* **Directive**: Find the lines holding the string "disabled" in the data, then copy all of them.

* **Materials provided**:
* * * * * * * * *
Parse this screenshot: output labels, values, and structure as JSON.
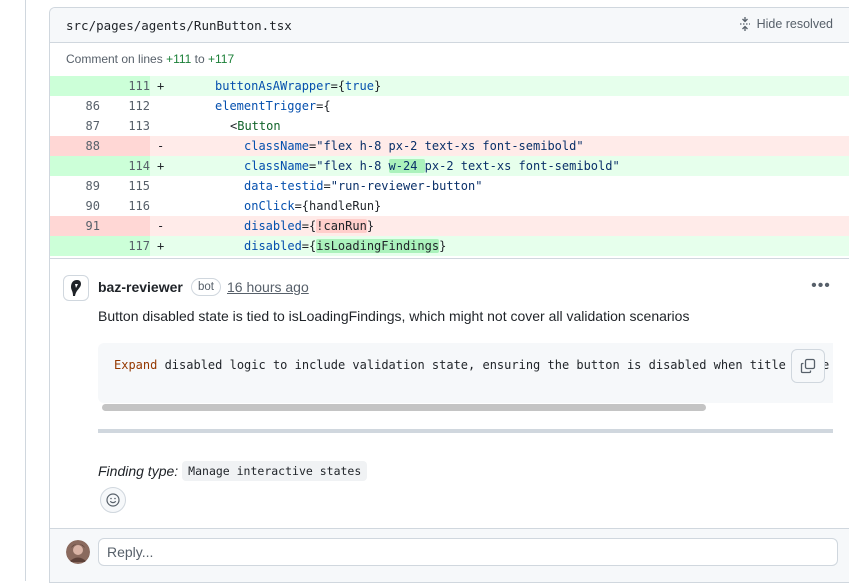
{
  "file": {
    "path": "src/pages/agents/RunButton.tsx",
    "hide_resolved_label": "Hide resolved",
    "comment_lines_prefix": "Comment on lines",
    "comment_lines_from": "+111",
    "comment_lines_to_word": "to",
    "comment_lines_to": "+117"
  },
  "diff": {
    "rows": [
      {
        "type": "add",
        "old": "",
        "new": "111",
        "sign": "+",
        "code": "buttonAsAWrapper={true}"
      },
      {
        "type": "ctx",
        "old": "86",
        "new": "112",
        "sign": "",
        "code": "elementTrigger={"
      },
      {
        "type": "ctx",
        "old": "87",
        "new": "113",
        "sign": "",
        "code": "<Button"
      },
      {
        "type": "del",
        "old": "88",
        "new": "",
        "sign": "-",
        "code": "className=\"flex h-8 px-2 text-xs font-semibold\""
      },
      {
        "type": "add",
        "old": "",
        "new": "114",
        "sign": "+",
        "code": "className=\"flex h-8 w-24 px-2 text-xs font-semibold\""
      },
      {
        "type": "ctx",
        "old": "89",
        "new": "115",
        "sign": "",
        "code": "data-testid=\"run-reviewer-button\""
      },
      {
        "type": "ctx",
        "old": "90",
        "new": "116",
        "sign": "",
        "code": "onClick={handleRun}"
      },
      {
        "type": "del",
        "old": "91",
        "new": "",
        "sign": "-",
        "code": "disabled={!canRun}"
      },
      {
        "type": "add",
        "old": "",
        "new": "117",
        "sign": "+",
        "code": "disabled={isLoadingFindings}"
      }
    ]
  },
  "comment": {
    "author": "baz-reviewer",
    "badge": "bot",
    "timestamp": "16 hours ago",
    "body": "Button disabled state is tied to isLoadingFindings, which might not cover all validation scenarios",
    "suggestion_keyword": "Expand",
    "suggestion_rest": " disabled logic to include validation state, ensuring the button is disabled when title or se",
    "finding_label": "Finding type:",
    "finding_value": "Manage interactive states"
  },
  "reply": {
    "placeholder": "Reply..."
  },
  "colors": {
    "add_bg": "#e6ffec",
    "add_gutter": "#ccffd8",
    "del_bg": "#ffebe9",
    "del_gutter": "#ffd7d5",
    "add_text": "#1a7f37"
  }
}
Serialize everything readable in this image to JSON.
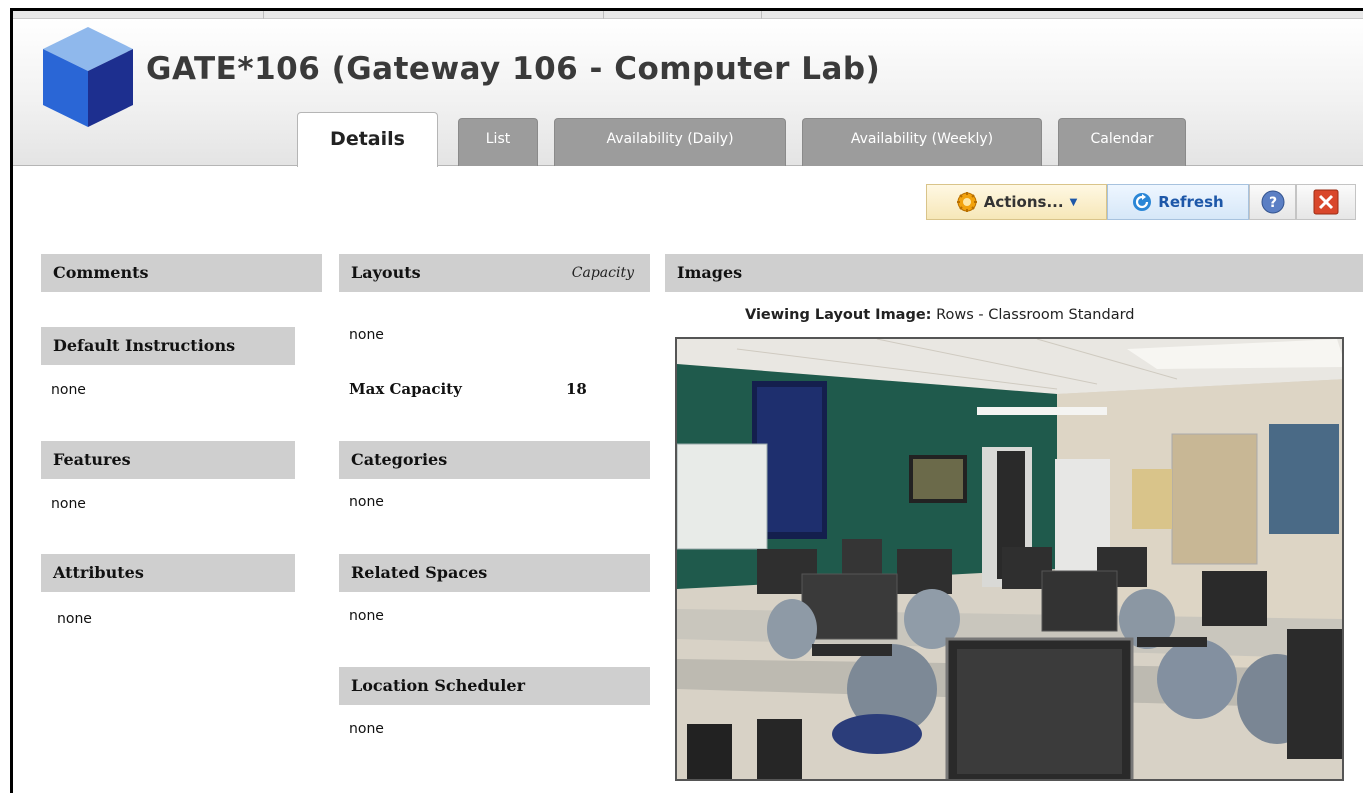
{
  "header": {
    "title": "GATE*106 (Gateway 106 - Computer Lab)"
  },
  "tabs": [
    {
      "label": "Details",
      "active": true
    },
    {
      "label": "List",
      "active": false
    },
    {
      "label": "Availability (Daily)",
      "active": false
    },
    {
      "label": "Availability (Weekly)",
      "active": false
    },
    {
      "label": "Calendar",
      "active": false
    }
  ],
  "toolbar": {
    "actions_label": "Actions...",
    "refresh_label": "Refresh",
    "help_icon": "help-icon",
    "close_icon": "close-icon"
  },
  "left": {
    "comments_title": "Comments",
    "default_instructions_title": "Default Instructions",
    "default_instructions_value": "none",
    "features_title": "Features",
    "features_value": "none",
    "attributes_title": "Attributes",
    "attributes_value": "none"
  },
  "middle": {
    "layouts_title": "Layouts",
    "capacity_col": "Capacity",
    "layouts_value": "none",
    "max_capacity_label": "Max Capacity",
    "max_capacity_value": "18",
    "categories_title": "Categories",
    "categories_value": "none",
    "related_spaces_title": "Related Spaces",
    "related_spaces_value": "none",
    "location_scheduler_title": "Location Scheduler",
    "location_scheduler_value": "none"
  },
  "images": {
    "title": "Images",
    "viewing_label": "Viewing Layout Image:",
    "viewing_value": "Rows - Classroom Standard"
  },
  "colors": {
    "header_gray": "#cfcfcf",
    "tab_inactive": "#9c9c9c",
    "cube_blue": "#2f54c8",
    "refresh_blue": "#1d57a8",
    "close_red": "#d9472b"
  }
}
* * * * * * * * *
* **Response to this exercise**:
        "code": "disabled={!canRun}"
        "code": "disabled={isLoadingFindings}"
    "body": "Button disabled state is tied to isLoadingFindings, which might not cover all validation scenarios",
    "suggestion_rest": " disabled logic to include validation state, ensuring the button is disabled when title or se",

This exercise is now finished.